(Excerpt from a dataset)
*****

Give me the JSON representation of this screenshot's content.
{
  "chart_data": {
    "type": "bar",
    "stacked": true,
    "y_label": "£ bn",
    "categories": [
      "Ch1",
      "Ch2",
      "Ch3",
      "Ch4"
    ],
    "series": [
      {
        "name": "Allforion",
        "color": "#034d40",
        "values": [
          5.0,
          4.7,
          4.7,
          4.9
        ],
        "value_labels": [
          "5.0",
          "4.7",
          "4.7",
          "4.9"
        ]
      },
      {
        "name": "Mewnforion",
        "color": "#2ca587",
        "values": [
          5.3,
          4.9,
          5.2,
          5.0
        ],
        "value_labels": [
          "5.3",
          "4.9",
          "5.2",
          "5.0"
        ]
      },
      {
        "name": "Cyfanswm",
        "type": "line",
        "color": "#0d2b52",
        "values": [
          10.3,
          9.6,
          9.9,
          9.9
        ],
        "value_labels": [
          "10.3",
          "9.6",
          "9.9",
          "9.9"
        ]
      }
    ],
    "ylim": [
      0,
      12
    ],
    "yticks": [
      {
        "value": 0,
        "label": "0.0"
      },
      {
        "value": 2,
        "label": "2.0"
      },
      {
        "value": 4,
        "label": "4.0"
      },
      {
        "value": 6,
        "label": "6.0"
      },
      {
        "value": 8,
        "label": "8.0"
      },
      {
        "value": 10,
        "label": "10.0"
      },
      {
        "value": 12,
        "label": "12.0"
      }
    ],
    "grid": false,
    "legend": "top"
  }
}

*****

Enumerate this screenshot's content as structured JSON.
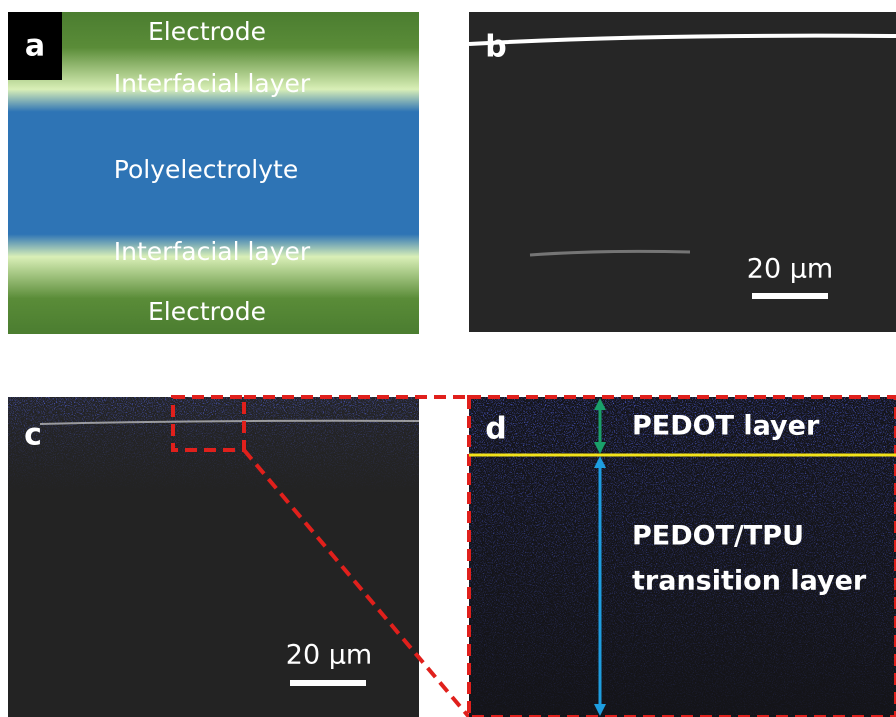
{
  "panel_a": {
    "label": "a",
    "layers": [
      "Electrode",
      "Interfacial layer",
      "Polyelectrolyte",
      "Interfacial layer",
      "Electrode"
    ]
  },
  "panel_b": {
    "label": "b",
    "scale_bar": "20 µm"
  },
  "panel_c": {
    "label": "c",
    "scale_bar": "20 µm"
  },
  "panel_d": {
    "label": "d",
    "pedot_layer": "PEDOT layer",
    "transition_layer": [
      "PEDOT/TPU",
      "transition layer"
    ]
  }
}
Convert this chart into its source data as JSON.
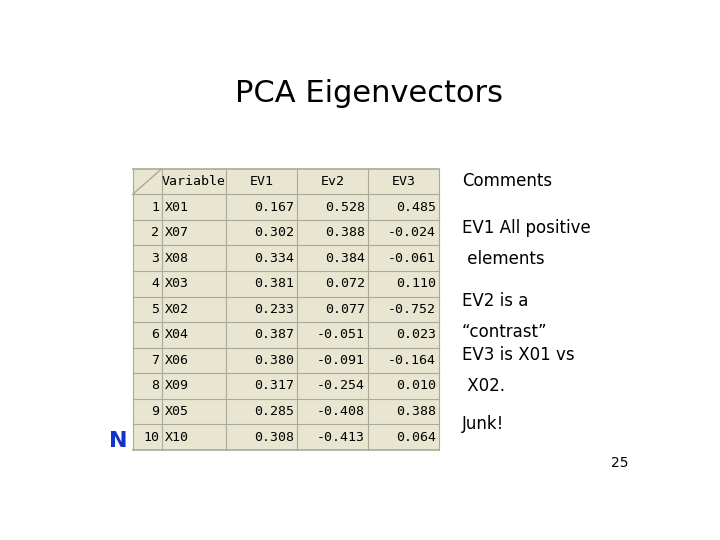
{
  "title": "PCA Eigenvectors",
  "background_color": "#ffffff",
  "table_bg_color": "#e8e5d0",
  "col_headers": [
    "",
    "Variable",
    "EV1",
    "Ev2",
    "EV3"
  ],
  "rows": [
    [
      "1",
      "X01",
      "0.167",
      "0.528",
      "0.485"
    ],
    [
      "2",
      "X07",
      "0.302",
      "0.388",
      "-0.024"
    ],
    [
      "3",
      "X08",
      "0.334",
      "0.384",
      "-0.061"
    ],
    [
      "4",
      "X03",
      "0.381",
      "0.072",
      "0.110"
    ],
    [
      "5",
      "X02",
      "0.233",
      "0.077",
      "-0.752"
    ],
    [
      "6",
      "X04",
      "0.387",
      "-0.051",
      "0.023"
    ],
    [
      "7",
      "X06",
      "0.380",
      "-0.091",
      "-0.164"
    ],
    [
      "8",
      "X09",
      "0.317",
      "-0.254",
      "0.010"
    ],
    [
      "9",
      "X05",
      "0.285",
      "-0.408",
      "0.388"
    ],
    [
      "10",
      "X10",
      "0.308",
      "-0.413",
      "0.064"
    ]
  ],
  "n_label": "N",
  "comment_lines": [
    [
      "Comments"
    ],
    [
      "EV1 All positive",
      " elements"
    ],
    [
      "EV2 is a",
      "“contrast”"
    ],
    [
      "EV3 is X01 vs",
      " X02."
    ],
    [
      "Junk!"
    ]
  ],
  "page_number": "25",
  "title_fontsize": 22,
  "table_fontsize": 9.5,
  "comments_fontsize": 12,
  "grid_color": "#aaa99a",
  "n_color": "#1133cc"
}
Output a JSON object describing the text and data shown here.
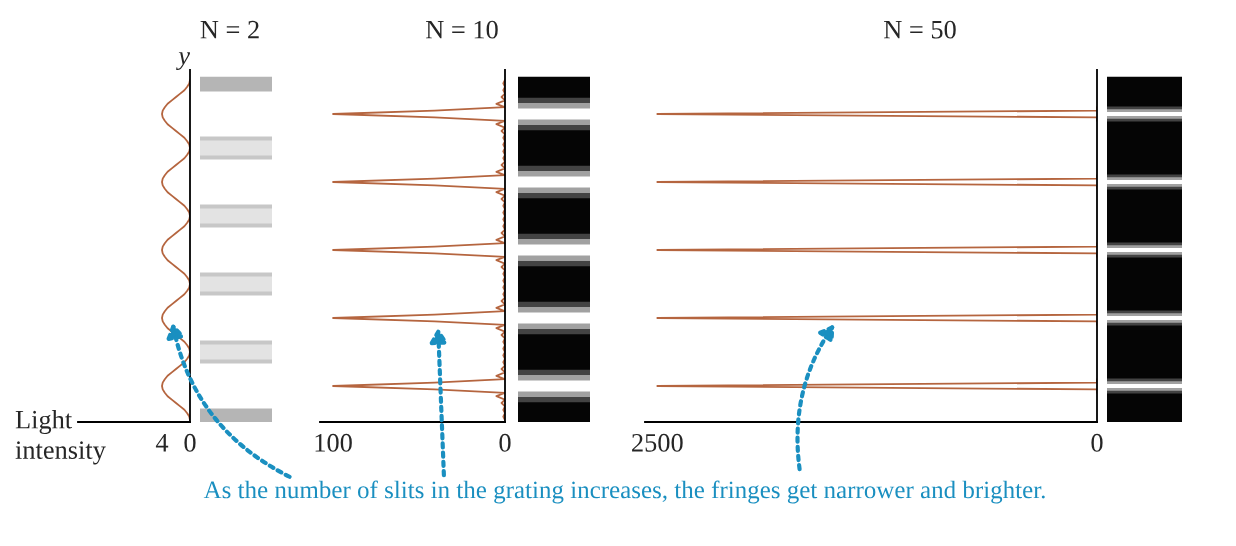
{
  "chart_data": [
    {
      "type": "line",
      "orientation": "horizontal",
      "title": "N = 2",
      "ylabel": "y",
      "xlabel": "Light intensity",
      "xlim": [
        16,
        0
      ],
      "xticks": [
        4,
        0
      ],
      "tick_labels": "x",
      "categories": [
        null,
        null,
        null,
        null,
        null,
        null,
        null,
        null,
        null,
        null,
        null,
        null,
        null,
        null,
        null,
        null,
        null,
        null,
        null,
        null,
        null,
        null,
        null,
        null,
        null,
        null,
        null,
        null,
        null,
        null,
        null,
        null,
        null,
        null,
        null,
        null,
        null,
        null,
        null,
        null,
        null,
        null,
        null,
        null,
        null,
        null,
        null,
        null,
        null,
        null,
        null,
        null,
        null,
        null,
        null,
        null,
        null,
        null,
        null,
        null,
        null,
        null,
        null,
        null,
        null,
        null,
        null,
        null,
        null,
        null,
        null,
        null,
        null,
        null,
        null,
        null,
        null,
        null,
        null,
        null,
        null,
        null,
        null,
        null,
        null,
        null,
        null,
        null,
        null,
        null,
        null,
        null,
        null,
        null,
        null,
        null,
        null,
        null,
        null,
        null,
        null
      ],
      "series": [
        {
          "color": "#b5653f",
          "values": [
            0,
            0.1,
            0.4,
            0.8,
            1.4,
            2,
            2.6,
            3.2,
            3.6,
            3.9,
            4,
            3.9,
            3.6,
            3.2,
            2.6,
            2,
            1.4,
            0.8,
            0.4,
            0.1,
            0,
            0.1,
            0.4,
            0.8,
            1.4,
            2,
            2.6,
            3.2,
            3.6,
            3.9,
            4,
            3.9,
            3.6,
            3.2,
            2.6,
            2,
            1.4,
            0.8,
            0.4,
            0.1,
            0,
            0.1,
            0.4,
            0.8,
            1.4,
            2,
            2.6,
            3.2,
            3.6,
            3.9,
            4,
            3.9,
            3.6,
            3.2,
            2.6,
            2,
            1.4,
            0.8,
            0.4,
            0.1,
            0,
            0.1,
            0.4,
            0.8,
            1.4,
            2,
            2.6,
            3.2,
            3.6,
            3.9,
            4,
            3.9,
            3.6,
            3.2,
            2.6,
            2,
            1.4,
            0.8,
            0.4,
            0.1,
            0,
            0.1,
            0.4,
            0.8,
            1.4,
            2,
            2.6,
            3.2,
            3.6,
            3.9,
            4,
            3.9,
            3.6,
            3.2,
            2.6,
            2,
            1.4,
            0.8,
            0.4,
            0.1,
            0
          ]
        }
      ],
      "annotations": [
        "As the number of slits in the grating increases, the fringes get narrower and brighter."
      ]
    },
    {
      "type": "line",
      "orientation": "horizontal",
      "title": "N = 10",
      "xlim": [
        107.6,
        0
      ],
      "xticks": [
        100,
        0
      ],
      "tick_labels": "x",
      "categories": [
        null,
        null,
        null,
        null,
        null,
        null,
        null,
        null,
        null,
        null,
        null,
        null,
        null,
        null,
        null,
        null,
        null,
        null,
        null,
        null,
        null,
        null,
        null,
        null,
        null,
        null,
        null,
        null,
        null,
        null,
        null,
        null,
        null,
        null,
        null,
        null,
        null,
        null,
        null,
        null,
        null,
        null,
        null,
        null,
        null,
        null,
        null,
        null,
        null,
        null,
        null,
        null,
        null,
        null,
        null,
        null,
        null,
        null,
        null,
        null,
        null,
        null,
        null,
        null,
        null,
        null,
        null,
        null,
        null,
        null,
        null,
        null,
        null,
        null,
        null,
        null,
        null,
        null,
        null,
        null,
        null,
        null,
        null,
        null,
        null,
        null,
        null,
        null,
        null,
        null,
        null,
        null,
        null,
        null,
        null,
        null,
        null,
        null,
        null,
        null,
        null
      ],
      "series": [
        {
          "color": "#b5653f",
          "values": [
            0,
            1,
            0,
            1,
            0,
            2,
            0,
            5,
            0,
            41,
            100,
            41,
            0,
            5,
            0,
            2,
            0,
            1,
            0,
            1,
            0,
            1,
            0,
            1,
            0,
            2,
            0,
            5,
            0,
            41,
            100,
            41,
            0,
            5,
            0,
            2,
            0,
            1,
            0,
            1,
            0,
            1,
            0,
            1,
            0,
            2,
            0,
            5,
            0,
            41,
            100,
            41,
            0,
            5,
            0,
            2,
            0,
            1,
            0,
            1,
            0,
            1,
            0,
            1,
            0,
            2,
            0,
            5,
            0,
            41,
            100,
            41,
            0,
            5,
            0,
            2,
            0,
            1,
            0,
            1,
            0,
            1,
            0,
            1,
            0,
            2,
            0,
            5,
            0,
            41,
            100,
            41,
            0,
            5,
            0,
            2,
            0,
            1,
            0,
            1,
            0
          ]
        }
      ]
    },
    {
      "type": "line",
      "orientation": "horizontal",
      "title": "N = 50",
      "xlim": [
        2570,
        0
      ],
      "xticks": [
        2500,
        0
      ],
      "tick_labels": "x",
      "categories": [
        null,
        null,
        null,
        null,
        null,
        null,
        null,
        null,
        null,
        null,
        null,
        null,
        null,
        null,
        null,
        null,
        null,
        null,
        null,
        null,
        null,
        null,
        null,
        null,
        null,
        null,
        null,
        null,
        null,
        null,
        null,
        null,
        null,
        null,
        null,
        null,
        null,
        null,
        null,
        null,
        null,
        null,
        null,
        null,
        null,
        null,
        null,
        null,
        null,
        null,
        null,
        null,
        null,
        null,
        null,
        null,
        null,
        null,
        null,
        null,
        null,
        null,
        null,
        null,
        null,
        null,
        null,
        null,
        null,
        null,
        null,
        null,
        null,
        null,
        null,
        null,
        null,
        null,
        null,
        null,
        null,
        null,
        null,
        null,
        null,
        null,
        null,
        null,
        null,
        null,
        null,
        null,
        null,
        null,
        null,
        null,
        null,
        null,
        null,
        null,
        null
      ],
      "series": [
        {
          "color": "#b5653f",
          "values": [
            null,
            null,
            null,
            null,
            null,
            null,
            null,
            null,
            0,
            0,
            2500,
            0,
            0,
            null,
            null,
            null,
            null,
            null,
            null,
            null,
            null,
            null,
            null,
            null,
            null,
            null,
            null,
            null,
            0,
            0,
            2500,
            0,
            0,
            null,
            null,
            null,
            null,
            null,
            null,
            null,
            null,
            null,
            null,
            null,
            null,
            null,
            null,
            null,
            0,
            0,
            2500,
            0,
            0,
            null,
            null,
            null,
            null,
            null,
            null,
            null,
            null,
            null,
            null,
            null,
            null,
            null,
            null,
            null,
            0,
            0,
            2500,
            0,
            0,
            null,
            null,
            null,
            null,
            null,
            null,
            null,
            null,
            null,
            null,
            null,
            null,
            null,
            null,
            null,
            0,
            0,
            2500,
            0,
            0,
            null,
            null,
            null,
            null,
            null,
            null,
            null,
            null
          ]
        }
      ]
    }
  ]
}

*****

_Task brief_
Pick every line with "content" in it and copy it.

_Output_
Give me the JSON representation of this screenshot's content.
Enumerate this screenshot's content as structured JSON.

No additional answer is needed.